_Dataset records_

+++

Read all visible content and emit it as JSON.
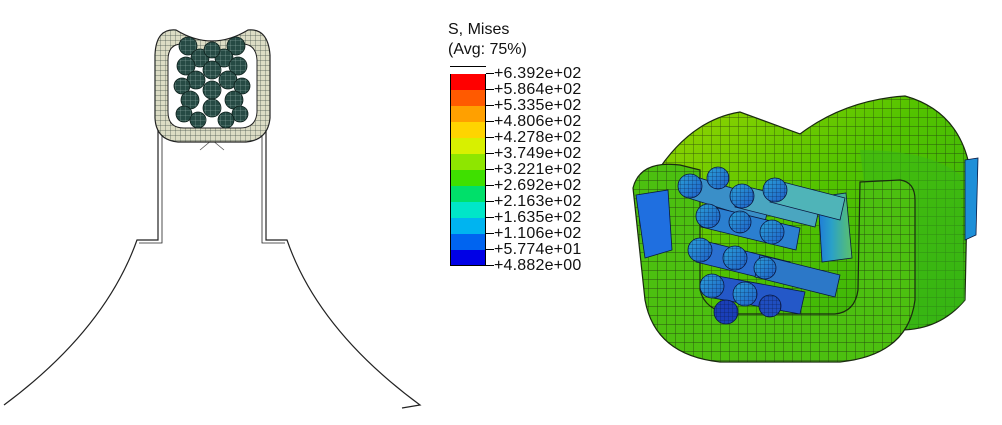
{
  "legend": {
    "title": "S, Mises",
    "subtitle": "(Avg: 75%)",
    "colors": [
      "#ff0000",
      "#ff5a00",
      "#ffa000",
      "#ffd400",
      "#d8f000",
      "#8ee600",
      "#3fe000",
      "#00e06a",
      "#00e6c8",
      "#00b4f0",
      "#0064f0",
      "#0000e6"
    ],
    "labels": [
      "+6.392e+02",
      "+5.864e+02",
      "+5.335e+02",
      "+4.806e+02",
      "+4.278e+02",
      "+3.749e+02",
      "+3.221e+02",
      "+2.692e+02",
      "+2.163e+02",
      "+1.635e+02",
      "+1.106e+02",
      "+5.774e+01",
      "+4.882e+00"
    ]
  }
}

+++

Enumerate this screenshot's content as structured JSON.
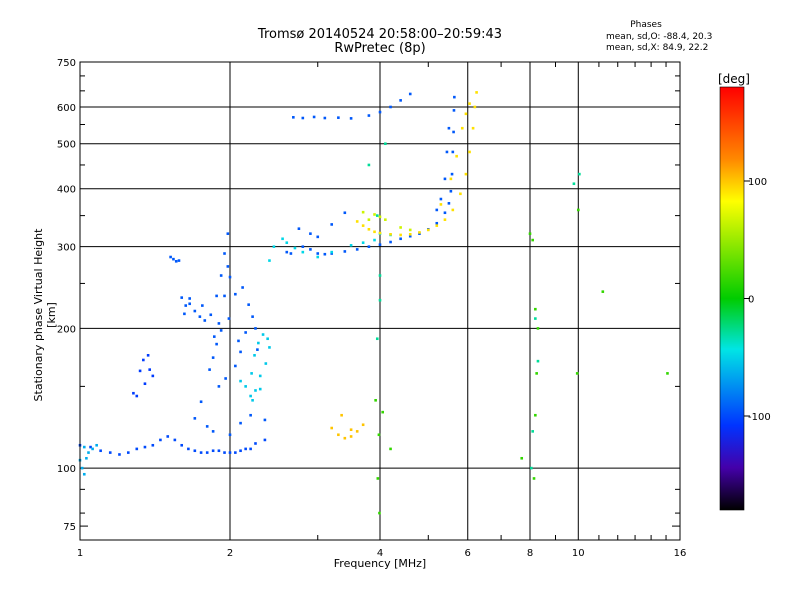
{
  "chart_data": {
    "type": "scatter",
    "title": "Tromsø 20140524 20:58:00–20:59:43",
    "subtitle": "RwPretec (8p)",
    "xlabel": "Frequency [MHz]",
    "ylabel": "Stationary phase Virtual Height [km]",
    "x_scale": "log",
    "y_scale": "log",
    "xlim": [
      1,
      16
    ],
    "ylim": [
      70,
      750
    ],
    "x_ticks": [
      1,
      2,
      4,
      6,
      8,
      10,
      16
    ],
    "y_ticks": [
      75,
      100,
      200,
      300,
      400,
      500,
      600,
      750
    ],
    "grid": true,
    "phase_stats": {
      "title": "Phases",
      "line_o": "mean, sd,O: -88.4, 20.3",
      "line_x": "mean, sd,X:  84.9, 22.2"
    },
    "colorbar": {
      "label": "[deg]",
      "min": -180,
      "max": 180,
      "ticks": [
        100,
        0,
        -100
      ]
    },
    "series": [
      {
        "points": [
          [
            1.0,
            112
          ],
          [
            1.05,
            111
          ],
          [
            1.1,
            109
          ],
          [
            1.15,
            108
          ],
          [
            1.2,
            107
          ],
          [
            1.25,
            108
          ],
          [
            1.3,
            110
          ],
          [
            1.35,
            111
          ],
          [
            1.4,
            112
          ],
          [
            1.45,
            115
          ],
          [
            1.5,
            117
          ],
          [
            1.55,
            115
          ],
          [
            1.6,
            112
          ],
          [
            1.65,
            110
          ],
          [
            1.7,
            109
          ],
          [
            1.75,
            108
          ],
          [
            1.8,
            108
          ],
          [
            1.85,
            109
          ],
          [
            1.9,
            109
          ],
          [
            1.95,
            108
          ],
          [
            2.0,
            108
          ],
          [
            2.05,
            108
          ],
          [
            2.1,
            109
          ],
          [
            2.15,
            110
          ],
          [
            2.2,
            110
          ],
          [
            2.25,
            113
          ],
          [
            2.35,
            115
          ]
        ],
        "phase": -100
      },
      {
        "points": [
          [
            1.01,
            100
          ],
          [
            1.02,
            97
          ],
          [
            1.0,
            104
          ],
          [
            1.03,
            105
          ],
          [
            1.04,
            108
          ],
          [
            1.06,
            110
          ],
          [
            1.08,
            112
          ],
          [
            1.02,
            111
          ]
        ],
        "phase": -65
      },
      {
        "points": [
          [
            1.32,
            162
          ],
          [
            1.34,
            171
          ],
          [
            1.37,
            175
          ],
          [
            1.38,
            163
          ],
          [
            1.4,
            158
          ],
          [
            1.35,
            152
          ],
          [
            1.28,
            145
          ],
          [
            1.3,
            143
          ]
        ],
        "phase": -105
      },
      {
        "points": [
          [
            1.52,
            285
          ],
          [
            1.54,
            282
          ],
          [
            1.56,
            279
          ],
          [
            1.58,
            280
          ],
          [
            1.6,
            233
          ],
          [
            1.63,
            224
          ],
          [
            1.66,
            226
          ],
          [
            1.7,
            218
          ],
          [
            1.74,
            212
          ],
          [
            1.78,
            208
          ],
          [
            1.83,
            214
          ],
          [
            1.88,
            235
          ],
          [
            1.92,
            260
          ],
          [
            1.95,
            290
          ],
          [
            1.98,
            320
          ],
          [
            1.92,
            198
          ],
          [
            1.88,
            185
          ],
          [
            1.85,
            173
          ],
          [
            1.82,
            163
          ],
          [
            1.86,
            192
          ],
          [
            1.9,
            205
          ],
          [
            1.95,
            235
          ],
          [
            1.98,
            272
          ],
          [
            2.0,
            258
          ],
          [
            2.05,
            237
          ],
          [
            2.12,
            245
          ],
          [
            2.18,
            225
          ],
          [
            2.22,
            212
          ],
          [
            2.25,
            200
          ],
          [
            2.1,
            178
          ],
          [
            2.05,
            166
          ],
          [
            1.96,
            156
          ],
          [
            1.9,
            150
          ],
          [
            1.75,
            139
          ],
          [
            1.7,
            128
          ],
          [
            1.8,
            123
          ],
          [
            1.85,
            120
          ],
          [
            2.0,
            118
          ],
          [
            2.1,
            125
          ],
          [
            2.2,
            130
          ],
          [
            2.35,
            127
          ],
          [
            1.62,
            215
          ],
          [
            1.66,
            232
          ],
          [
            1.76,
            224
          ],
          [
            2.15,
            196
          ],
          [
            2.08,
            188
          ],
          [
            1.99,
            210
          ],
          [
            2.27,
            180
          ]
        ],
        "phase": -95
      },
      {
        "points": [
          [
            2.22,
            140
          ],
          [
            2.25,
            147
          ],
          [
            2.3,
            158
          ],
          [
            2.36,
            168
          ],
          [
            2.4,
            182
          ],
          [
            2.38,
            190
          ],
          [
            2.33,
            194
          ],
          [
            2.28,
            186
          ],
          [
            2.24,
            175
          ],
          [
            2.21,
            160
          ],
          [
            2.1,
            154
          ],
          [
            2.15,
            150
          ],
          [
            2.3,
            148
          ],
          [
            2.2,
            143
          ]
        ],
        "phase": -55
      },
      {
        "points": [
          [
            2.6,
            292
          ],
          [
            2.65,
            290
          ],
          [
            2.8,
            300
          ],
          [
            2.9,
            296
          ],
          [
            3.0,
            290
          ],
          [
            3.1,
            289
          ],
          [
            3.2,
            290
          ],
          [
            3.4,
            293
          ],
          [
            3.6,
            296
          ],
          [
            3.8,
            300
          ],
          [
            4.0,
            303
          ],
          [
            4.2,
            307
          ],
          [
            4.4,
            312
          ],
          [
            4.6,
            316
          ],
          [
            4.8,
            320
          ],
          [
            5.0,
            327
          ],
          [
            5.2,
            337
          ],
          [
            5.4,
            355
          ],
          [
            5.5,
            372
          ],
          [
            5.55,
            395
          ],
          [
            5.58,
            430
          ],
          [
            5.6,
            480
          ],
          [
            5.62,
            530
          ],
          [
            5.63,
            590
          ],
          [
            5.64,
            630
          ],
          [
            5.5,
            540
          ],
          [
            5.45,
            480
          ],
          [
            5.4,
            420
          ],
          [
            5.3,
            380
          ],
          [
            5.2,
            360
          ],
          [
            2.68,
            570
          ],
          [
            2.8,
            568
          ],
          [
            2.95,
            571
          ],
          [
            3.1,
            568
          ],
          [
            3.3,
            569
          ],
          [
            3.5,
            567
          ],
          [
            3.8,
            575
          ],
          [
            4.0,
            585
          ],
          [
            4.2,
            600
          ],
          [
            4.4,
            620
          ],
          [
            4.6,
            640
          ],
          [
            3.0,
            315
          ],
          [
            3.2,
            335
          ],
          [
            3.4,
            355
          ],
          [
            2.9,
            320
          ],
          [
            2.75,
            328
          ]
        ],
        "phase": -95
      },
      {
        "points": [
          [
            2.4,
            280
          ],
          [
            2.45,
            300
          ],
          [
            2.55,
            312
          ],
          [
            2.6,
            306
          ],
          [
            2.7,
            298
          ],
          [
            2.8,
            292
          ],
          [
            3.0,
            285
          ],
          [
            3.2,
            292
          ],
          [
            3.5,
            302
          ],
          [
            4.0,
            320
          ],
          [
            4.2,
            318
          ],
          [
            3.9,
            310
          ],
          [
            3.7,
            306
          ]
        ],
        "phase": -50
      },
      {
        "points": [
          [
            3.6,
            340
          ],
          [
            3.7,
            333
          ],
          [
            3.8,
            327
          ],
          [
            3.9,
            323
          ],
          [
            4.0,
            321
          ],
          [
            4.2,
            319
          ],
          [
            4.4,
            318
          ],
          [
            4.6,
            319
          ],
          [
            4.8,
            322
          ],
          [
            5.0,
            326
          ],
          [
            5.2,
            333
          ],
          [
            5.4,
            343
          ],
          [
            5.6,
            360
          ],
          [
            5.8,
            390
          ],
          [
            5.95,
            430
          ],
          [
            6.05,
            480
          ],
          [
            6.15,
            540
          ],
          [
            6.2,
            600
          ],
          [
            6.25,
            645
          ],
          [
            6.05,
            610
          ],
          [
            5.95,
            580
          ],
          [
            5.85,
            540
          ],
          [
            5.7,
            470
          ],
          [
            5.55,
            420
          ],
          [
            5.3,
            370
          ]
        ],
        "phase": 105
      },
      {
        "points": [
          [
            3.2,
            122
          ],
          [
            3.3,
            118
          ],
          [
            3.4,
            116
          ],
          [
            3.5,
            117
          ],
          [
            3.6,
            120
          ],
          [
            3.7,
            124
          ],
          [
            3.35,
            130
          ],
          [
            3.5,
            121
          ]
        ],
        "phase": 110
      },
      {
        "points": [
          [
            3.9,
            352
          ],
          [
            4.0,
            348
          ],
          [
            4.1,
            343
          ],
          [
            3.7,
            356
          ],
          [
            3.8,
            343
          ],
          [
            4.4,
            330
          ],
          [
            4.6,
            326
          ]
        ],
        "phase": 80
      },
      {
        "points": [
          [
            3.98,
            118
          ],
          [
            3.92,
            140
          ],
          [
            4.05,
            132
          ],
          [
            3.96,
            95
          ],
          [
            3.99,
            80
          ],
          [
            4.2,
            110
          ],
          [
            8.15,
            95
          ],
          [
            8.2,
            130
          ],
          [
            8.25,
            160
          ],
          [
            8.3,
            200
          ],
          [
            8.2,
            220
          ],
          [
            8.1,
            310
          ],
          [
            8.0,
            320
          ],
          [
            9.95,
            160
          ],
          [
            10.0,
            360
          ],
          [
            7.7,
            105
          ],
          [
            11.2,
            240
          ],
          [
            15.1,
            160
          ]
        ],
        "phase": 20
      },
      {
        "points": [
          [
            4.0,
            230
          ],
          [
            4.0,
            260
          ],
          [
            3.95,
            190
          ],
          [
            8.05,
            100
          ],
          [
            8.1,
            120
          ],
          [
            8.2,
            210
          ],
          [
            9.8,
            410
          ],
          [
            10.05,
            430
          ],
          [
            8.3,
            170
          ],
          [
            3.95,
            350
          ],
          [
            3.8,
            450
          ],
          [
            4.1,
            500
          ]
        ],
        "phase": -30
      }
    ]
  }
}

+++

Lines containing the word "subtitle" must all be returned from the material above.

    "subtitle": "(Avg: 75%)",
    "subtitle": "RwPretec (8p)",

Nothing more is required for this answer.